*DIRECTION*
Give only the number of lines below that contain the word "Programowanie".
— Start —
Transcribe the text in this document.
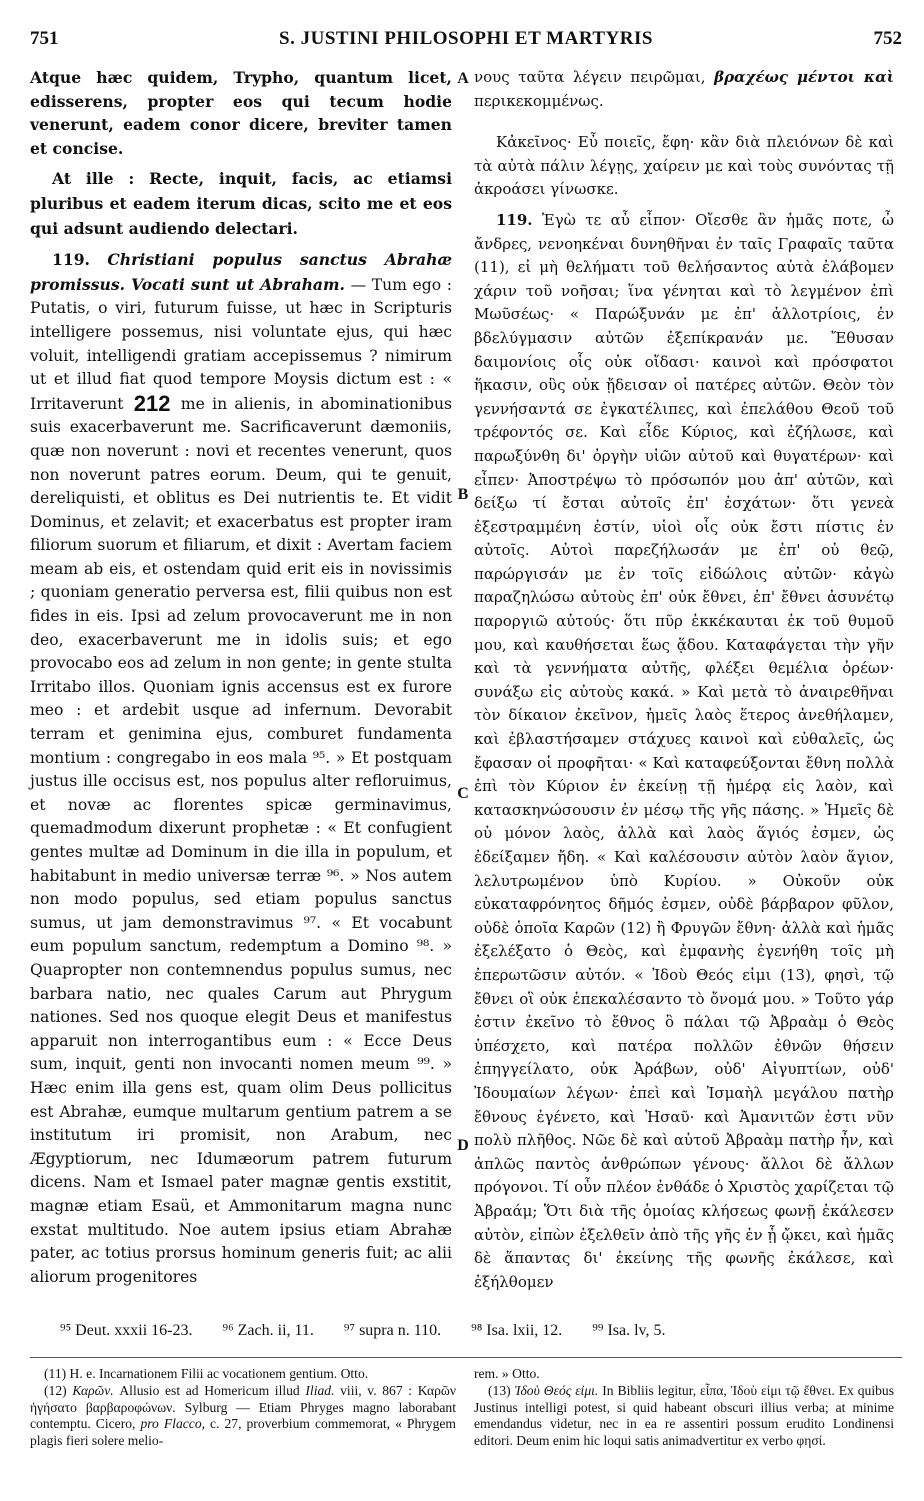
751	S. JUSTINI PHILOSOPHI ET MARTYRIS	752
A
B
C
D

Atque hæc quidem, Trypho, quantum licet, edisserens, propter eos qui tecum hodie venerunt, eadem conor dicere, breviter tamen et concise.

At ille : Recte, inquit, facis, ac etiamsi pluribus et eadem iterum dicas, scito me et eos qui adsunt audiendo delectari.

119. Christiani populus sanctus Abrahæ promissus. Vocati sunt ut Abraham. — Tum ego : Putatis, o viri, futurum fuisse, ut hæc in Scripturis intelligere possemus, nisi voluntate ejus, qui hæc voluit, intelligendi gratiam accepissemus ? nimirum ut et illud fiat quod tempore Moysis dictum est : « Irritaverunt 212 me in alienis, in abominationibus suis exacerbaverunt me. Sacrificaverunt dæmoniis, quæ non noverunt : novi et recentes venerunt, quos non noverunt patres eorum. Deum, qui te genuit, dereliquisti, et oblitus es Dei nutrientis te. Et vidit Dominus, et zelavit; et exacerbatus est propter iram filiorum suorum et filiarum, et dixit : Avertam faciem meam ab eis, et ostendam quid erit eis in novissimis ; quoniam generatio perversa est, filii quibus non est fides in eis. Ipsi ad zelum provocaverunt me in non deo, exacerbaverunt me in idolis suis; et ego provocabo eos ad zelum in non gente; in gente stulta Irritabo illos. Quoniam ignis accensus est ex furore meo : et ardebit usque ad infernum. Devorabit terram et genimina ejus, comburet fundamenta montium : congregabo in eos mala ⁹⁵. » Et postquam justus ille occisus est, nos populus alter refloruimus, et novæ ac florentes spicæ germinavimus, quemadmodum dixerunt prophetæ : « Et confugient gentes multæ ad Dominum in die illa in populum, et habitabunt in medio universæ terræ ⁹⁶. » Nos autem non modo populus, sed etiam populus sanctus sumus, ut jam demonstravimus ⁹⁷. « Et vocabunt eum populum sanctum, redemptum a Domino ⁹⁸. » Quapropter non contemnendus populus sumus, nec barbara natio, nec quales Carum aut Phrygum nationes. Sed nos quoque elegit Deus et manifestus apparuit non interrogantibus eum : « Ecce Deus sum, inquit, genti non invocanti nomen meum ⁹⁹. » Hæc enim illa gens est, quam olim Deus pollicitus est Abrahæ, eumque multarum gentium patrem a se institutum iri promisit, non Arabum, nec Ægyptiorum, nec Idumæorum patrem futurum dicens. Nam et Ismael pater magnæ gentis exstitit, magnæ etiam Esaü, et Ammonitarum magna nunc exstat multitudo. Noe autem ipsius etiam Abrahæ pater, ac totius prorsus hominum generis fuit; ac alii aliorum progenitores

νους ταῦτα λέγειν πειρῶμαι, βραχέως μέντοι καὶ περικεκομμένως.

Κἀκεῖνος· Εὖ ποιεῖς, ἔφη· κἂν διὰ πλειόνων δὲ καὶ τὰ αὐτὰ πάλιν λέγῃς, χαίρειν με καὶ τοὺς συνόντας τῇ ἀκροάσει γίνωσκε.

119. Ἐγὼ τε αὖ εἶπον· Οἴεσθε ἂν ἡμᾶς ποτε, ὦ ἄνδρες, νενοηκέναι δυνηθῆναι ἐν ταῖς Γραφαῖς ταῦτα (11), εἰ μὴ θελήματι τοῦ θελήσαντος αὐτὰ ἐλάβομεν χάριν τοῦ νοῆσαι; ἵνα γένηται καὶ τὸ λεγμένον ἐπὶ Μωῦσέως· « Παρώξυνάν με ἐπ' ἀλλοτρίοις, ἐν βδελύγμασιν αὐτῶν ἐξεπίκρανάν με. Ἔθυσαν δαιμονίοις οἷς οὐκ οἴδασι· καινοὶ καὶ πρόσφατοι ἥκασιν, οὓς οὐκ ᾔδεισαν οἱ πατέρες αὐτῶν. Θεὸν τὸν γεννήσαντά σε ἐγκατέλιπες, καὶ ἐπελάθου Θεοῦ τοῦ τρέφοντός σε. Καὶ εἶδε Κύριος, καὶ ἐζήλωσε, καὶ παρωξύνθη δι' ὀργὴν υἱῶν αὐτοῦ καὶ θυγατέρων· καὶ εἶπεν· Ἀποστρέψω τὸ πρόσωπόν μου ἀπ' αὐτῶν, καὶ δείξω τί ἔσται αὐτοῖς ἐπ' ἐσχάτων· ὅτι γενεὰ ἐξεστραμμένη ἐστίν, υἱοὶ οἷς οὐκ ἔστι πίστις ἐν αὐτοῖς. Αὐτοὶ παρεζήλωσάν με ἐπ' οὐ θεῷ, παρώργισάν με ἐν τοῖς εἰδώλοις αὐτῶν· κἀγὼ παραζηλώσω αὐτοὺς ἐπ' οὐκ ἔθνει, ἐπ' ἔθνει ἀσυνέτῳ παροργιῶ αὐτούς· ὅτι πῦρ ἐκκέκαυται ἐκ τοῦ θυμοῦ μου, καὶ καυθήσεται ἕως ᾅδου. Καταφάγεται τὴν γῆν καὶ τὰ γεννήματα αὐτῆς, φλέξει θεμέλια ὀρέων· συνάξω εἰς αὐτοὺς κακά. » Καὶ μετὰ τὸ ἀναιρεθῆναι τὸν δίκαιον ἐκεῖνον, ἡμεῖς λαὸς ἕτερος ἀνεθήλαμεν, καὶ ἐβλαστήσαμεν στάχυες καινοὶ καὶ εὐθαλεῖς, ὡς ἔφασαν οἱ προφῆται· « Καὶ καταφεύξονται ἔθνη πολλὰ ἐπὶ τὸν Κύριον ἐν ἐκείνῃ τῇ ἡμέρᾳ εἰς λαὸν, καὶ κατασκηνώσουσιν ἐν μέσῳ τῆς γῆς πάσης. » Ἡμεῖς δὲ οὐ μόνον λαὸς, ἀλλὰ καὶ λαὸς ἅγιός ἐσμεν, ὡς ἐδείξαμεν ἤδη. « Καὶ καλέσουσιν αὐτὸν λαὸν ἅγιον, λελυτρωμένον ὑπὸ Κυρίου. » Οὐκοῦν οὐκ εὐκαταφρόνητος δῆμός ἐσμεν, οὐδὲ βάρβαρον φῦλον, οὐδὲ ὁποῖα Καρῶν (12) ἢ Φρυγῶν ἔθνη· ἀλλὰ καὶ ἡμᾶς ἐξελέξατο ὁ Θεὸς, καὶ ἐμφανὴς ἐγενήθη τοῖς μὴ ἐπερωτῶσιν αὐτόν. « Ἰδοὺ Θεός εἰμι (13), φησὶ, τῷ ἔθνει οἳ οὐκ ἐπεκαλέσαντο τὸ ὄνομά μου. » Τοῦτο γάρ ἐστιν ἐκεῖνο τὸ ἔθνος ὃ πάλαι τῷ Ἀβραὰμ ὁ Θεὸς ὑπέσχετο, καὶ πατέρα πολλῶν ἐθνῶν θήσειν ἐπηγγείλατο, οὐκ Ἀράβων, οὐδ' Αἰγυπτίων, οὐδ' Ἰδουμαίων λέγων· ἐπεὶ καὶ Ἰσμαὴλ μεγάλου πατὴρ ἔθνους ἐγένετο, καὶ Ἡσαῦ· καὶ Ἀμανιτῶν ἐστι νῦν πολὺ πλῆθος. Νῶε δὲ καὶ αὐτοῦ Ἀβραὰμ πατὴρ ἦν, καὶ ἁπλῶς παντὸς ἀνθρώπων γένους· ἄλλοι δὲ ἄλλων πρόγονοι. Τί οὖν πλέον ἐνθάδε ὁ Χριστὸς χαρίζεται τῷ Ἀβραάμ; Ὅτι διὰ τῆς ὁμοίας κλήσεως φωνῇ ἐκάλεσεν αὐτὸν, εἰπὼν ἐξελθεῖν ἀπὸ τῆς γῆς ἐν ᾗ ᾤκει, καὶ ἡμᾶς δὲ ἅπαντας δι' ἐκείνης τῆς φωνῆς ἐκάλεσε, καὶ ἐξήλθομεν

⁹⁵ Deut. xxxii 16-23. ⁹⁶ Zach. ii, 11. ⁹⁷ supra n. 110. ⁹⁸ Isa. lxii, 12. ⁹⁹ Isa. lv, 5.

(11) H. e. Incarnationem Filii ac vocationem gentium. Otto.

(12) Καρῶν. Allusio est ad Homericum illud Iliad. viii, v. 867 : Καρῶν ἡγήσατο βαρβαροφώνων. Sylburg — Etiam Phryges magno laborabant contemptu. Cicero, pro Flacco, c. 27, proverbium commemorat, « Phrygem plagis fieri solere melio-

rem. » Otto.

(13) Ἰδοὺ Θεός εἰμι. In Bibliis legitur, εἶπα, Ἰδοὺ εἰμι τῷ ἔθνει. Ex quibus Justinus intelligi potest, si quid habeant obscuri illius verba; at minime emendandus videtur, nec in ea re assentiri possum erudito Londinensi editori. Deum enim hic loqui satis animadvertitur ex verbo φησί.
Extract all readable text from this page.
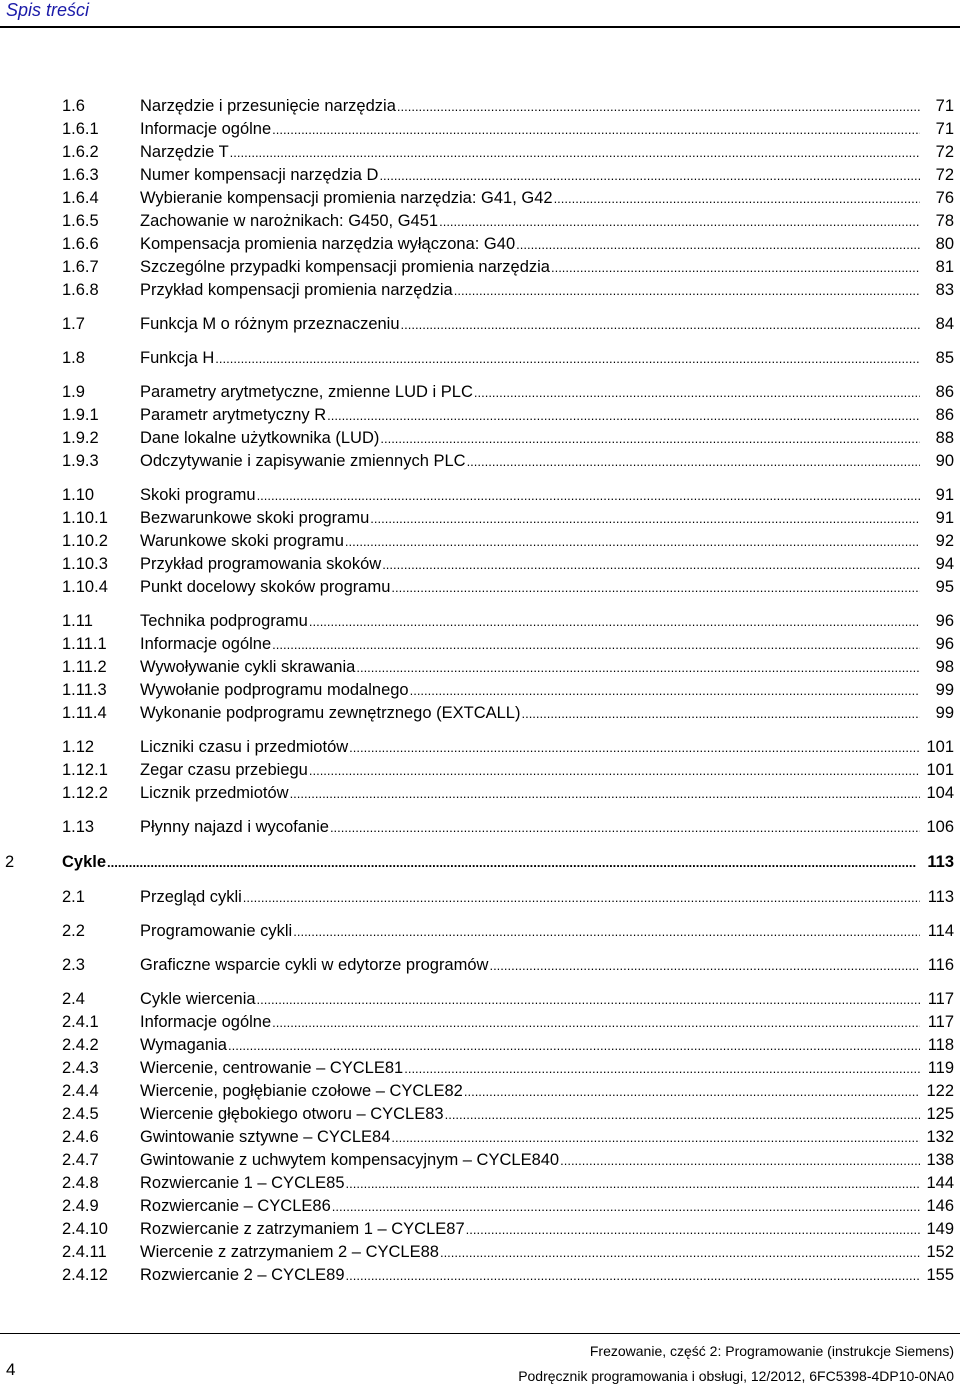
Spis treści
1.6	Narzędzie i przesunięcie narzędzia .....	71
1.6.1	Informacje ogólne .....	71
1.6.2	Narzędzie T .....	72
1.6.3	Numer kompensacji narzędzia D .....	72
1.6.4	Wybieranie kompensacji promienia narzędzia: G41, G42 .....	76
1.6.5	Zachowanie w narożnikach: G450, G451 .....	78
1.6.6	Kompensacja promienia narzędzia wyłączona: G40 .....	80
1.6.7	Szczególne przypadki kompensacji promienia narzędzia .....	81
1.6.8	Przykład kompensacji promienia narzędzia .....	83
1.7	Funkcja M o różnym przeznaczeniu .....	84
1.8	Funkcja H .....	85
1.9	Parametry arytmetyczne, zmienne LUD i PLC .....	86
1.9.1	Parametr arytmetyczny R .....	86
1.9.2	Dane lokalne użytkownika (LUD) .....	88
1.9.3	Odczytywanie i zapisywanie zmiennych PLC .....	90
1.10	Skoki programu .....	91
1.10.1 Bezwarunkowe skoki programu .....	91
1.10.2 Warunkowe skoki programu .....	92
1.10.3 Przykład programowania skoków .....	94
1.10.4 Punkt docelowy skoków programu .....	95
1.11	Technika podprogramu .....	96
1.11.1 Informacje ogólne .....	96
1.11.2 Wywoływanie cykli skrawania .....	98
1.11.3 Wywołanie podprogramu modalnego .....	99
1.11.4 Wykonanie podprogramu zewnętrznego (EXTCALL) .....	99
1.12	Liczniki czasu i przedmiotów .....	101
1.12.1 Zegar czasu przebiegu .....	101
1.12.2 Licznik przedmiotów .....	104
1.13	Płynny najazd i wycofanie .....	106
2	Cykle .....	113
2.1	Przegląd cykli .....	113
2.2	Programowanie cykli .....	114
2.3	Graficzne wsparcie cykli w edytorze programów .....	116
2.4	Cykle wiercenia .....	117
2.4.1	Informacje ogólne .....	117
2.4.2	Wymagania .....	118
2.4.3	Wiercenie, centrowanie – CYCLE81 .....	119
2.4.4	Wiercenie, pogłębianie czołowe – CYCLE82 .....	122
2.4.5	Wiercenie głębokiego otworu – CYCLE83 .....	125
2.4.6	Gwintowanie sztywne – CYCLE84 .....	132
2.4.7	Gwintowanie z uchwytem kompensacyjnym – CYCLE840 .....	138
2.4.8	Rozwiercanie 1 – CYCLE85 .....	144
2.4.9	Rozwiercanie – CYCLE86 .....	146
2.4.10 Rozwiercanie z zatrzymaniem 1 – CYCLE87 .....	149
2.4.11 Wiercenie z zatrzymaniem 2 – CYCLE88 .....	152
2.4.12 Rozwiercanie 2 – CYCLE89 .....	155
4
Frezowanie, część 2: Programowanie (instrukcje Siemens)
Podręcznik programowania i obsługi, 12/2012, 6FC5398-4DP10-0NA0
— End —
*OUTPUT BELOW*
2